### Your goal
From the listing below, pull out all lines with "уѣзда" in them.

Extracted records:
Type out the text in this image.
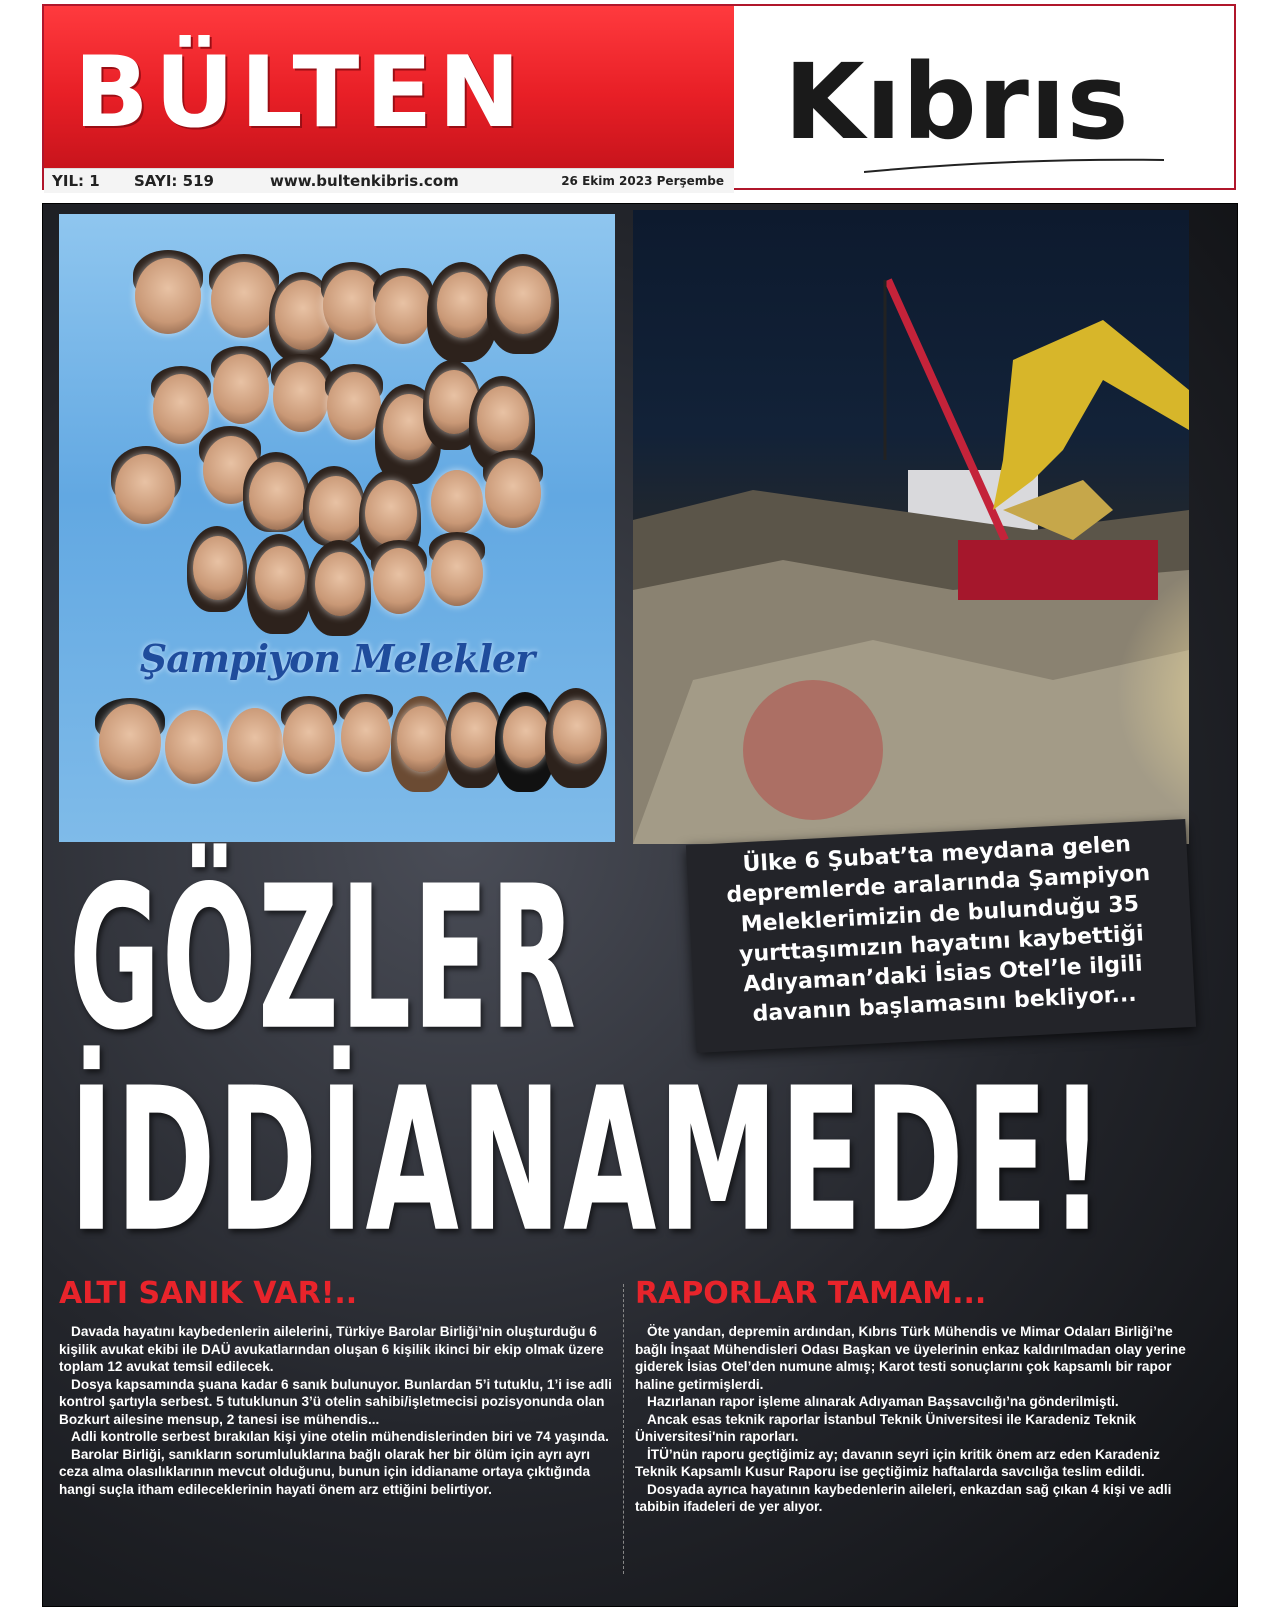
BÜLTEN Kıbrıs
YIL: 1 SAYI: 519	www.bultenkibris.com	26 Ekim 2023 Perşembe
Şampiyon Melekler
GÖZLER
İDDİANAMEDE!
Ülke 6 Şubat’ta meydana gelen depremlerde aralarında Şampiyon Meleklerimizin de bulunduğu 35 yurttaşımızın hayatını kaybettiği Adıyaman’daki İsias Otel’le ilgili davanın başlamasını bekliyor...
ALTI SANIK VAR!..

Davada hayatını kaybedenlerin ailelerini, Türkiye Barolar Birliği’nin oluşturduğu 6 kişilik avukat ekibi ile DAÜ avukatlarından oluşan 6 kişilik ikinci bir ekip olmak üzere toplam 12 avukat temsil edilecek.

Dosya kapsamında şuana kadar 6 sanık bulunuyor. Bunlardan 5’i tutuklu, 1’i ise adli kontrol şartıyla serbest. 5 tutuklunun 3’ü otelin sahibi/işletmecisi pozisyonunda olan Bozkurt ailesine mensup, 2 tanesi ise mühendis...

Adli kontrolle serbest bırakılan kişi yine otelin mühendislerinden biri ve 74 yaşında.

Barolar Birliği, sanıkların sorumluluklarına bağlı olarak her bir ölüm için ayrı ayrı ceza alma olasılıklarının mevcut olduğunu, bunun için iddianame ortaya çıktığında hangi suçla itham edileceklerinin hayati önem arz ettiğini belirtiyor.

RAPORLAR TAMAM...

Öte yandan, depremin ardından, Kıbrıs Türk Mühendis ve Mimar Odaları Birliği’ne bağlı İnşaat Mühendisleri Odası Başkan ve üyelerinin enkaz kaldırılmadan olay yerine giderek İsias Otel’den numune almış; Karot testi sonuçlarını çok kapsamlı bir rapor haline getirmişlerdi.

Hazırlanan rapor işleme alınarak Adıyaman Başsavcılığı’na gönderilmişti.

Ancak esas teknik raporlar İstanbul Teknik Üniversitesi ile Karadeniz Teknik Üniversitesi'nin raporları.

İTÜ’nün raporu geçtiğimiz ay; davanın seyri için kritik önem arz eden Karadeniz Teknik Kapsamlı Kusur Raporu ise geçtiğimiz haftalarda savcılığa teslim edildi.

Dosyada ayrıca hayatının kaybedenlerin aileleri, enkazdan sağ çıkan 4 kişi ve adli tabibin ifadeleri de yer alıyor.
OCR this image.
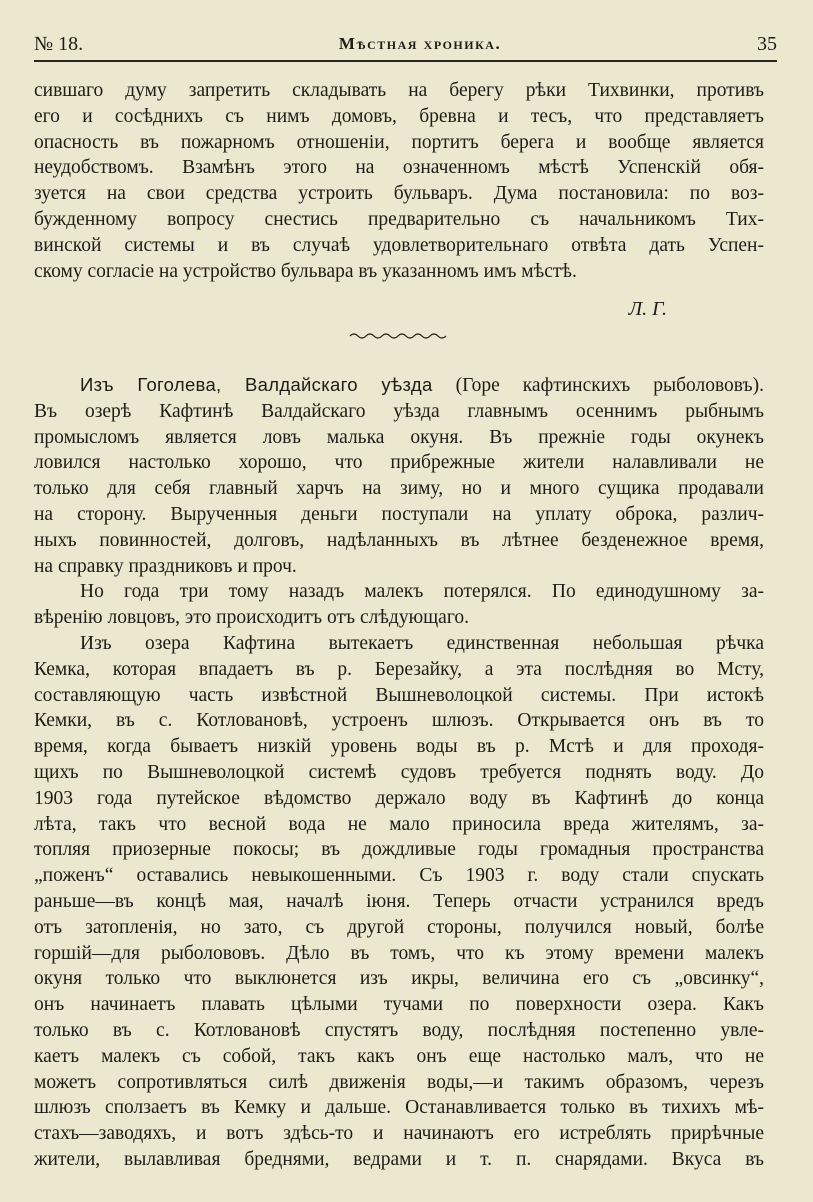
№ 18.	Мѣстная хроника.	35

сившаго думу запретить складывать на берегу рѣки Тихвинки, противъ

его и сосѣднихъ съ нимъ домовъ, бревна и тесъ, что представляетъ

опасность въ пожарномъ отношеніи, портитъ берега и вообще является

неудобствомъ. Взамѣнъ этого на означенномъ мѣстѣ Успенскій обя-

зуется на свои средства устроить бульваръ. Дума постановила: по воз-

бужденному вопросу снестись предварительно съ начальникомъ Тих-

винской системы и въ случаѣ удовлетворительнаго отвѣта дать Успен-

скому согласіе на устройство бульвара въ указанномъ имъ мѣстѣ.

Л. Г.

Изъ Гоголева, Валдайскаго уѣзда (Горе кафтинскихъ рыболововъ).

Въ озерѣ Кафтинѣ Валдайскаго уѣзда главнымъ осеннимъ рыбнымъ

промысломъ является ловъ малька окуня. Въ прежніе годы окунекъ

ловился настолько хорошо, что прибрежные жители налавливали не

только для себя главный харчъ на зиму, но и много сущика продавали

на сторону. Вырученныя деньги поступали на уплату оброка, различ-

ныхъ повинностей, долговъ, надѣланныхъ въ лѣтнее безденежное время,

на справку праздниковъ и проч.

Но года три тому назадъ малекъ потерялся. По единодушному за-

вѣренію ловцовъ, это происходитъ отъ слѣдующаго.

Изъ озера Кафтина вытекаетъ единственная небольшая рѣчка

Кемка, которая впадаетъ въ р. Березайку, а эта послѣдняя во Мсту,

составляющую часть извѣстной Вышневолоцкой системы. При истокѣ

Кемки, въ с. Котлованoвѣ, устроенъ шлюзъ. Открывается онъ въ то

время, когда бываетъ низкій уровень воды въ р. Мстѣ и для проходя-

щихъ по Вышневолоцкой системѣ судовъ требуется поднять воду. До

1903 года путейское вѣдомство держало воду въ Кафтинѣ до конца

лѣта, такъ что весной вода не мало приносила вреда жителямъ, за-

топляя приозерные покосы; въ дождливые годы громадныя пространства

„поженъ“ оставались невыкошенными. Съ 1903 г. воду стали спускать

раньше—въ концѣ мая, началѣ іюня. Теперь отчасти устранился вредъ

отъ затопленія, но зато, съ другой стороны, получился новый, болѣе

горшій—для рыболововъ. Дѣло въ томъ, что къ этому времени малекъ

окуня только что выклюнется изъ икры, величина его съ „овсинку“,

онъ начинаетъ плавать цѣлыми тучами по поверхности озера. Какъ

только въ с. Котловановѣ спустятъ воду, послѣдняя постепенно увле-

каетъ малекъ съ собой, такъ какъ онъ еще настолько малъ, что не

можетъ сопротивляться силѣ движенія воды,—и такимъ образомъ, черезъ

шлюзъ сползаетъ въ Кемку и дальше. Останавливается только въ тихихъ мѣ-

стахъ—заводяхъ, и вотъ здѣсь-то и начинаютъ его истреблять прирѣчные

жители, вылавливая бреднями, ведрами и т. п. снарядами. Вкуса въ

### Answer for the task
Изъ Гоголева, Валдайскаго уѣзда (Горе кафтинскихъ рыболововъ).
Въ озерѣ Кафтинѣ Валдайскаго уѣзда главнымъ осеннимъ рыбнымъ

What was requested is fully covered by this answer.